REQUIREMENT: Starting at the line with "What text is on this page?" and stopping at the final line, retype the data below exactly; do not carry over any pictures.

DATASET RECORDS:
— begin —
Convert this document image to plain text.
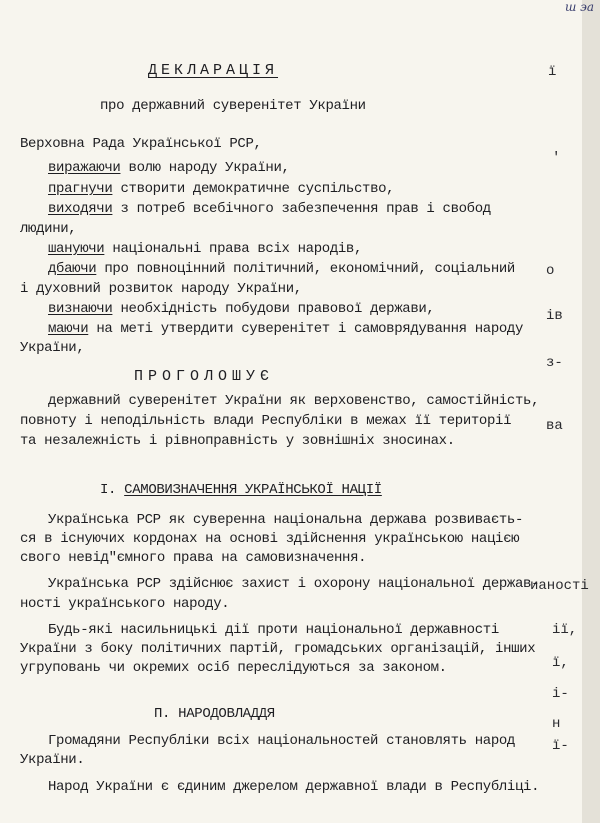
ш эа
ДЕКЛАРАЦІЯ
про державний суверенітет України
Верховна Рада Української РСР,
виражаючи волю народу України,
прагнучи створити демократичне суспільство,
виходячи з потреб всебічного забезпечення прав і свобод
людини,
шануючи національні права всіх народів,
дбаючи про повноцінний політичний, економічний, соціальний
і духовний розвиток народу України,
визнаючи необхідність побудови правової держави,
маючи на меті утвердити суверенітет і самоврядування народу
України,
ПРОГОЛОШУЄ
державний суверенітет України як верховенство, самостійність,
повноту і неподільність влади Республіки в межах її території
та незалежність і рівноправність у зовнішніх зносинах.
I. САМОВИЗНАЧЕННЯ УКРАЇНСЬКОЇ НАЦІЇ
Українська РСР як суверенна національна держава розвиваєть-
ся в існуючих кордонах на основі здійснення українською нацією
свого невід"ємного права на самовизначення.
Українська РСР здійснює захист і охорону національної держав-
ності українського народу.
Будь-які насильницькі дії проти національної державності
України з боку політичних партій, громадських організацій, інших
угруповань чи окремих осіб переслідуються за законом.
П. НАРОДОВЛАДДЯ
Громадяни Республіки всіх національностей становлять народ
України.
Народ України є єдиним джерелом державної влади в Республіці.
ї
'
о
ів
з-
ва
ианості
ії,
ї,
і-
н
ї-
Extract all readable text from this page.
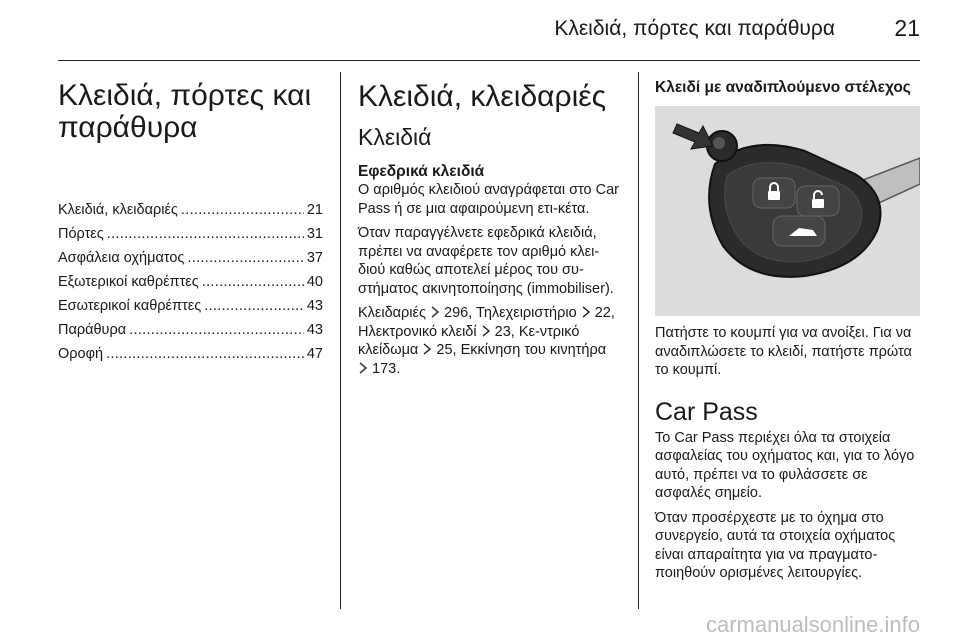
Κλειδιά, πόρτες και παράθυρα	21
Κλειδιά, πόρτες και παράθυρα
Κλειδιά, κλειδαριές .....	21
Πόρτες .....	31
Ασφάλεια οχήματος .....	37
Εξωτερικοί καθρέπτες .....	40
Εσωτερικοί καθρέπτες .....	43
Παράθυρα .....	43
Οροφή .....	47
Κλειδιά, κλειδαριές
Κλειδιά
Εφεδρικά κλειδιά

Ο αριθμός κλειδιού αναγράφεται στο Car Pass ή σε μια αφαιρούμενη ετι-κέτα.

Όταν παραγγέλνετε εφεδρικά κλειδιά, πρέπει να αναφέρετε τον αριθμό κλει-διού καθώς αποτελεί μέρος του συ-στήματος ακινητοποίησης (immobiliser).

Κλειδαριές 296, Τηλεχειριστήριο 22, Ηλεκτρονικό κλειδί 23, Κε-ντρικό κλείδωμα 25, Εκκίνηση του κινητήρα  173.

Κλειδί με αναδιπλούμενο στέλεχος

Πατήστε το κουμπί για να ανοίξει. Για να αναδιπλώσετε το κλειδί, πατήστε πρώτα το κουμπί.

Car Pass

Το Car Pass περιέχει όλα τα στοιχεία ασφαλείας του οχήματος και, για το λόγο αυτό, πρέπει να το φυλάσσετε σε ασφαλές σημείο.

Όταν προσέρχεστε με το όχημα στο συνεργείο, αυτά τα στοιχεία οχήματος είναι απαραίτητα για να πραγματο-ποιηθούν ορισμένες λειτουργίες.

carmanualsonline.info
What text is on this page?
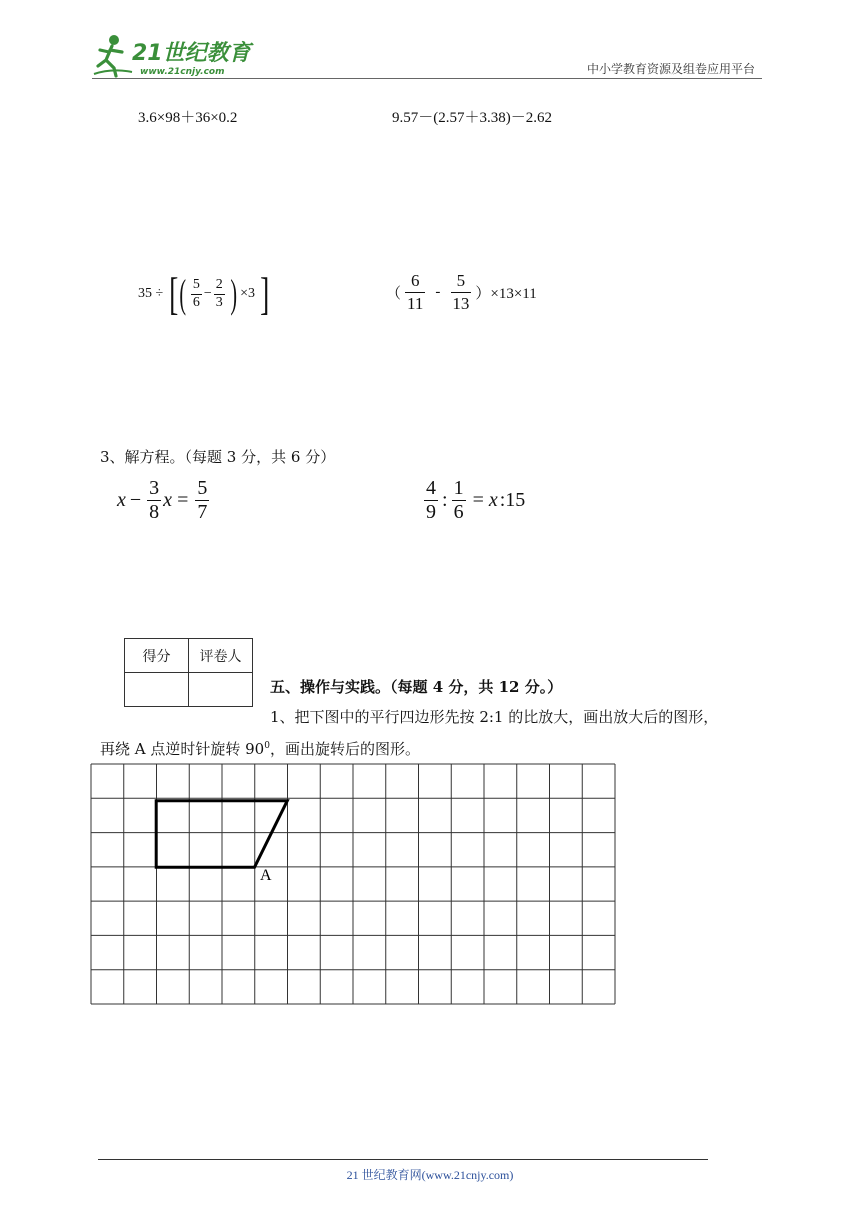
21世纪教育
www.21cnjy.com	中小学教育资源及组卷应用平台
3.6×98＋36×0.2	9.57－(2.57＋3.38)－2.62
35 ÷ [ ( $\frac{5}{6} - \frac{2}{3}$ ) ×3 ]	（ $\frac{6}{11} - \frac{5}{13} )\times 13\times 11$
3、解方程。（每题 3 分，共 6 分）
$x - \frac{3}{8}$ $x = \frac{5}{7}$	$\frac{4}{9}$ : $\frac{1}{6} = x$ :15
得分	评卷人

五、操作与实践。（每题 4 分，共 12 分。）
1、把下图中的平行四边形先按 2:1 的比放大，画出放大后的图形，
再绕 A 点逆时针旋转 $90^0$，画出旋转后的图形。
A
21 世纪教育网(www.21cnjy.com)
— end —
CORRECT RESULT:
What text is on this page?
21世纪教育
www.21cnjy.com	中小学教育资源及组卷应用平台
3.6×98＋36×0.2	9.57－(2.57＋3.38)－2.62
35 ÷ [ ( $\frac{5}{6} - \frac{2}{3}$ ) ×3 ]	（ $\frac{6}{11} - \frac{5}{13} )\times 13\times 11$
3、解方程。（每题 3 分，共 6 分）
$x - \frac{3}{8}$ $x = \frac{5}{7}$	$\frac{4}{9}$ : $\frac{1}{6} = x$ :15
得分	评卷人

五、操作与实践。（每题 4 分，共 12 分。）
1、把下图中的平行四边形先按 2:1 的比放大，画出放大后的图形，
再绕 A 点逆时针旋转 $90^0$，画出旋转后的图形。
A
21 世纪教育网(www.21cnjy.com)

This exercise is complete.